Data for processing:
++++++++++++++++++++
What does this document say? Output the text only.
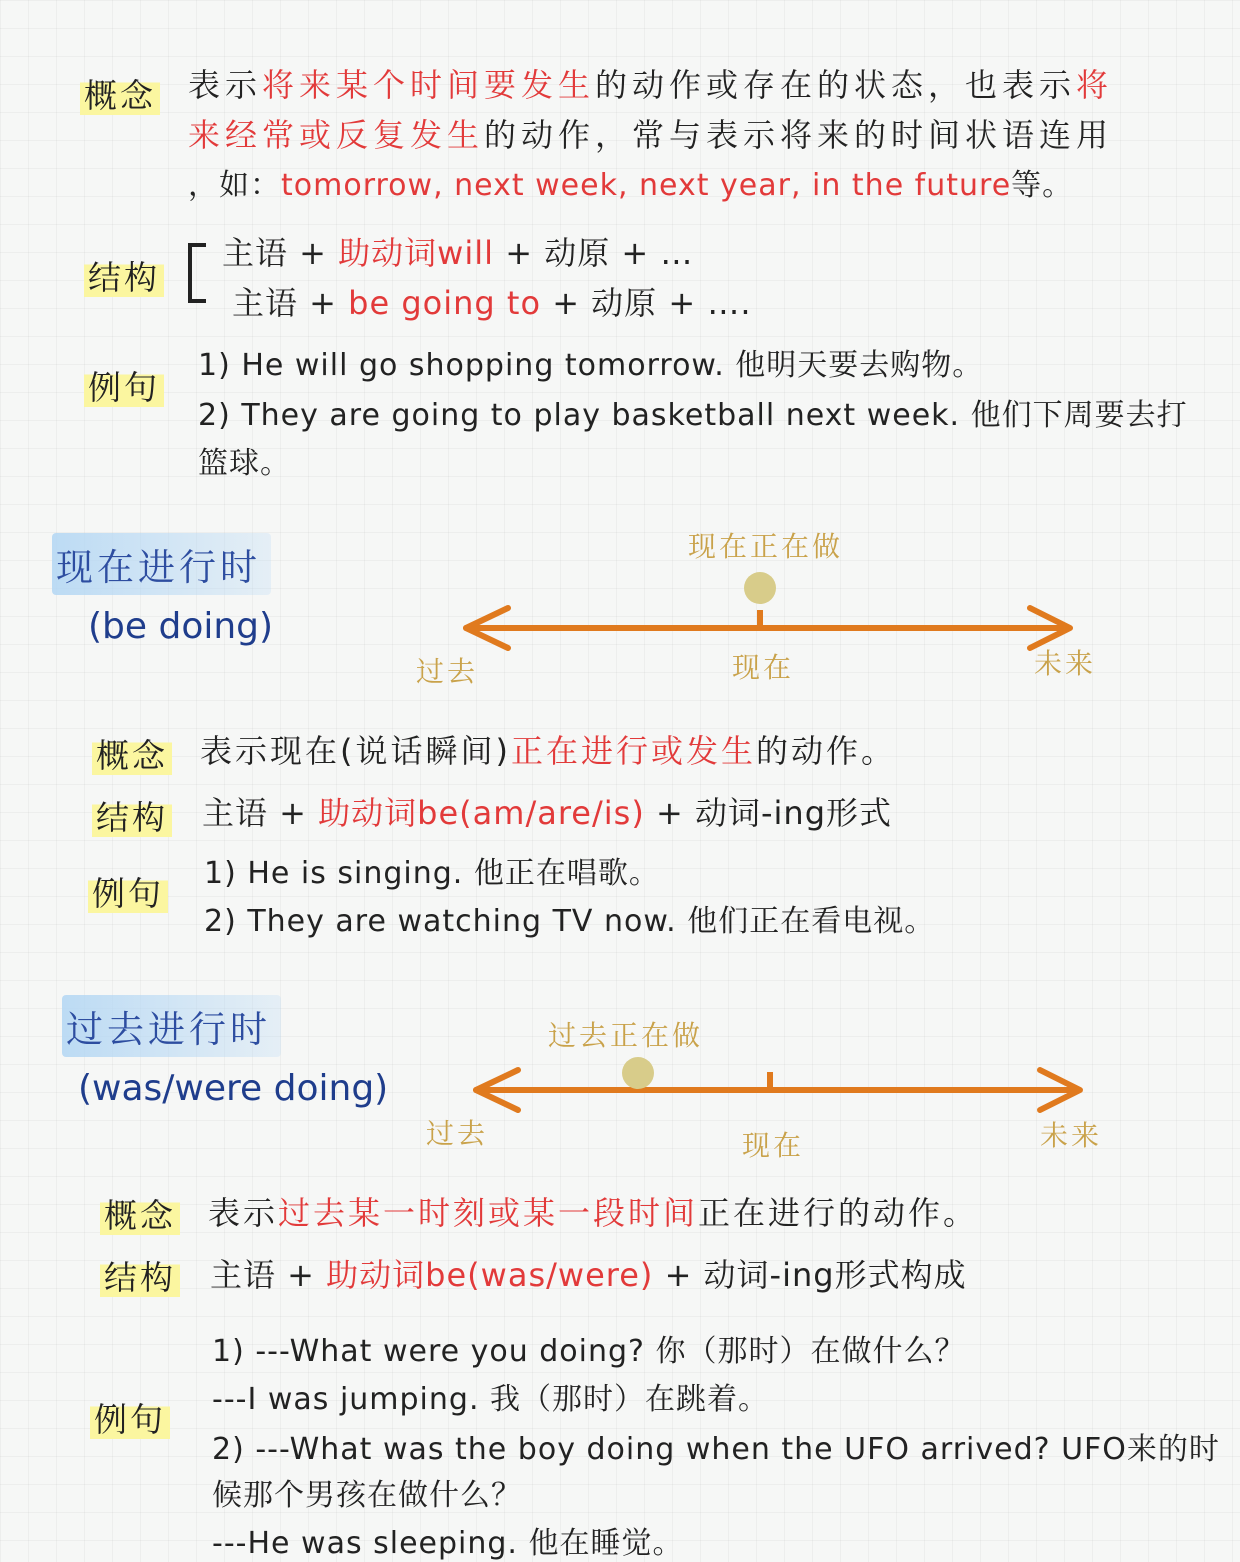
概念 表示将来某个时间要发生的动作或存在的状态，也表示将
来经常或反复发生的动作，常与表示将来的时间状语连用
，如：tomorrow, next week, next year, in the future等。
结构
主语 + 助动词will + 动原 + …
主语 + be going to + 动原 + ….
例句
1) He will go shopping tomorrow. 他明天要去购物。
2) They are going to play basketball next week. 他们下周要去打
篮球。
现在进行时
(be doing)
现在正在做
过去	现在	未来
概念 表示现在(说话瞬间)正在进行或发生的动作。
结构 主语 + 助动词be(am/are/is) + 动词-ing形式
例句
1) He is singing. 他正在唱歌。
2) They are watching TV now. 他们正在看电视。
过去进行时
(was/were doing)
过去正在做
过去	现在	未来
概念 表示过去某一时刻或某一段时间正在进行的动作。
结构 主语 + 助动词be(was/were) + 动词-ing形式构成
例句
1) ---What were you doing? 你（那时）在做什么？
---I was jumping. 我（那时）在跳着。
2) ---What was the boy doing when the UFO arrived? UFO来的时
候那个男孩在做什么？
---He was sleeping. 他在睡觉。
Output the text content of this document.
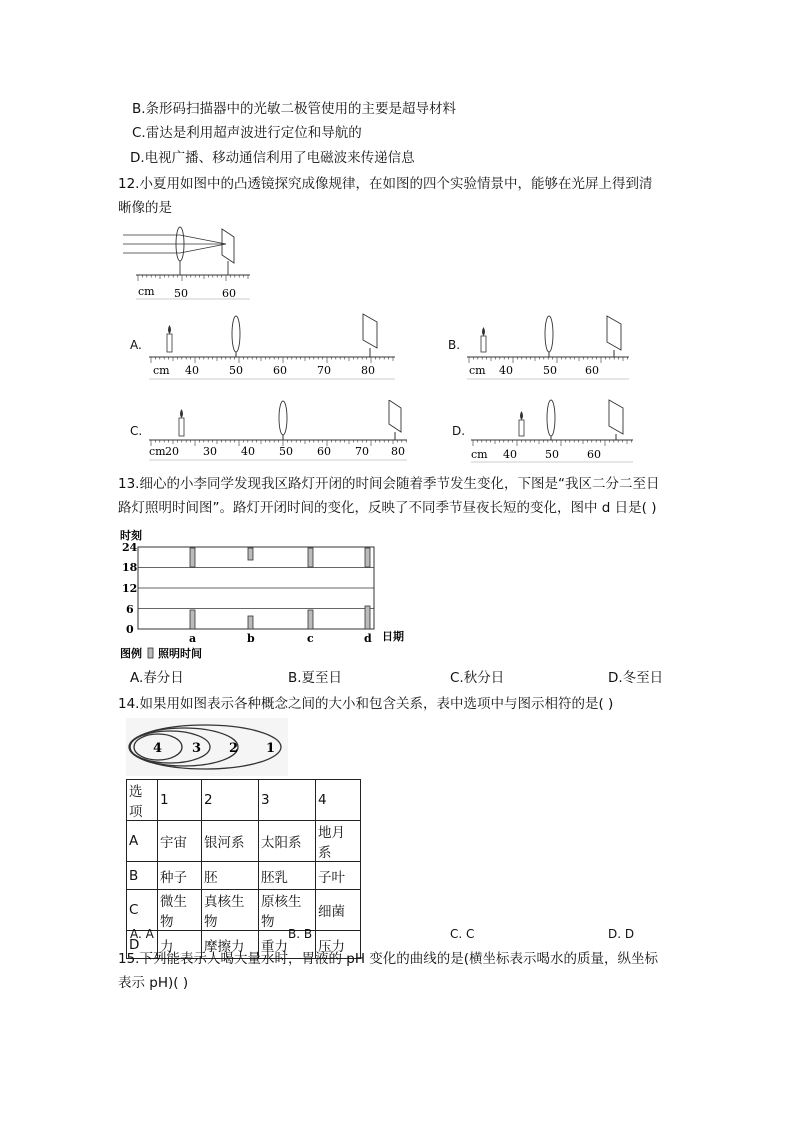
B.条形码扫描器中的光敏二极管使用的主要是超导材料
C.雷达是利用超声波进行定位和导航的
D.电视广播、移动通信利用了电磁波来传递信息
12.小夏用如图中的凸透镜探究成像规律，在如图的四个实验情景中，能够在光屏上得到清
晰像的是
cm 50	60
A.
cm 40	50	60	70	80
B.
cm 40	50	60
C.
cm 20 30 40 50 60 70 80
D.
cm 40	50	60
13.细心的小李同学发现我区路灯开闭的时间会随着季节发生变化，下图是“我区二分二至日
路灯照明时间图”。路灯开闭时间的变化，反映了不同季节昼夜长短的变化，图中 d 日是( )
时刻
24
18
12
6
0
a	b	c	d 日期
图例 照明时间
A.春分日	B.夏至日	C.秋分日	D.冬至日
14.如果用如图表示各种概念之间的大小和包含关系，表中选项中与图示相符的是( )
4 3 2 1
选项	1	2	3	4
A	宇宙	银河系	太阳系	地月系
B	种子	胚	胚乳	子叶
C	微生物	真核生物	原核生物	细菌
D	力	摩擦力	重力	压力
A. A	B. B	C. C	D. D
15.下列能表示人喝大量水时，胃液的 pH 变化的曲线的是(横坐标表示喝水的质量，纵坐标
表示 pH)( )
++++++++++++++++++++
Written instruction:
Write out the listing above again, exactly, but with no pictures in the copy.

Written answer:
What does this document say? Output the text only.
概念 表示将来某个时间要发生的动作或存在的状态，也表示将
来经常或反复发生的动作，常与表示将来的时间状语连用
，如：tomorrow, next week, next year, in the future等。
结构
主语 + 助动词will + 动原 + …
主语 + be going to + 动原 + ….
例句
1) He will go shopping tomorrow. 他明天要去购物。
2) They are going to play basketball next week. 他们下周要去打
篮球。
现在进行时
(be doing)
现在正在做
过去	现在	未来
概念 表示现在(说话瞬间)正在进行或发生的动作。
结构 主语 + 助动词be(am/are/is) + 动词-ing形式
例句
1) He is singing. 他正在唱歌。
2) They are watching TV now. 他们正在看电视。
过去进行时
(was/were doing)
过去正在做
过去	现在	未来
概念 表示过去某一时刻或某一段时间正在进行的动作。
结构 主语 + 助动词be(was/were) + 动词-ing形式构成
例句
1) ---What were you doing? 你（那时）在做什么？
---I was jumping. 我（那时）在跳着。
2) ---What was the boy doing when the UFO arrived? UFO来的时
候那个男孩在做什么？
---He was sleeping. 他在睡觉。
Output the text content of this document.
B.条形码扫描器中的光敏二极管使用的主要是超导材料
C.雷达是利用超声波进行定位和导航的
D.电视广播、移动通信利用了电磁波来传递信息
12.小夏用如图中的凸透镜探究成像规律，在如图的四个实验情景中，能够在光屏上得到清
晰像的是
cm 50	60
A.
cm 40	50	60	70	80
B.
cm 40	50	60
C.
cm 20 30 40 50 60 70 80
D.
cm 40	50	60
13.细心的小李同学发现我区路灯开闭的时间会随着季节发生变化，下图是“我区二分二至日
路灯照明时间图”。路灯开闭时间的变化，反映了不同季节昼夜长短的变化，图中 d 日是( )
时刻
24
18
12
6
0
a	b	c	d 日期
图例 照明时间
A.春分日	B.夏至日	C.秋分日	D.冬至日
14.如果用如图表示各种概念之间的大小和包含关系，表中选项中与图示相符的是( )
4 3 2 1
选项	1	2	3	4
A	宇宙	银河系	太阳系	地月系
B	种子	胚	胚乳	子叶
C	微生物	真核生物	原核生物	细菌
D	力	摩擦力	重力	压力
A. A	B. B	C. C	D. D
15.下列能表示人喝大量水时，胃液的 pH 变化的曲线的是(横坐标表示喝水的质量，纵坐标
表示 pH)( )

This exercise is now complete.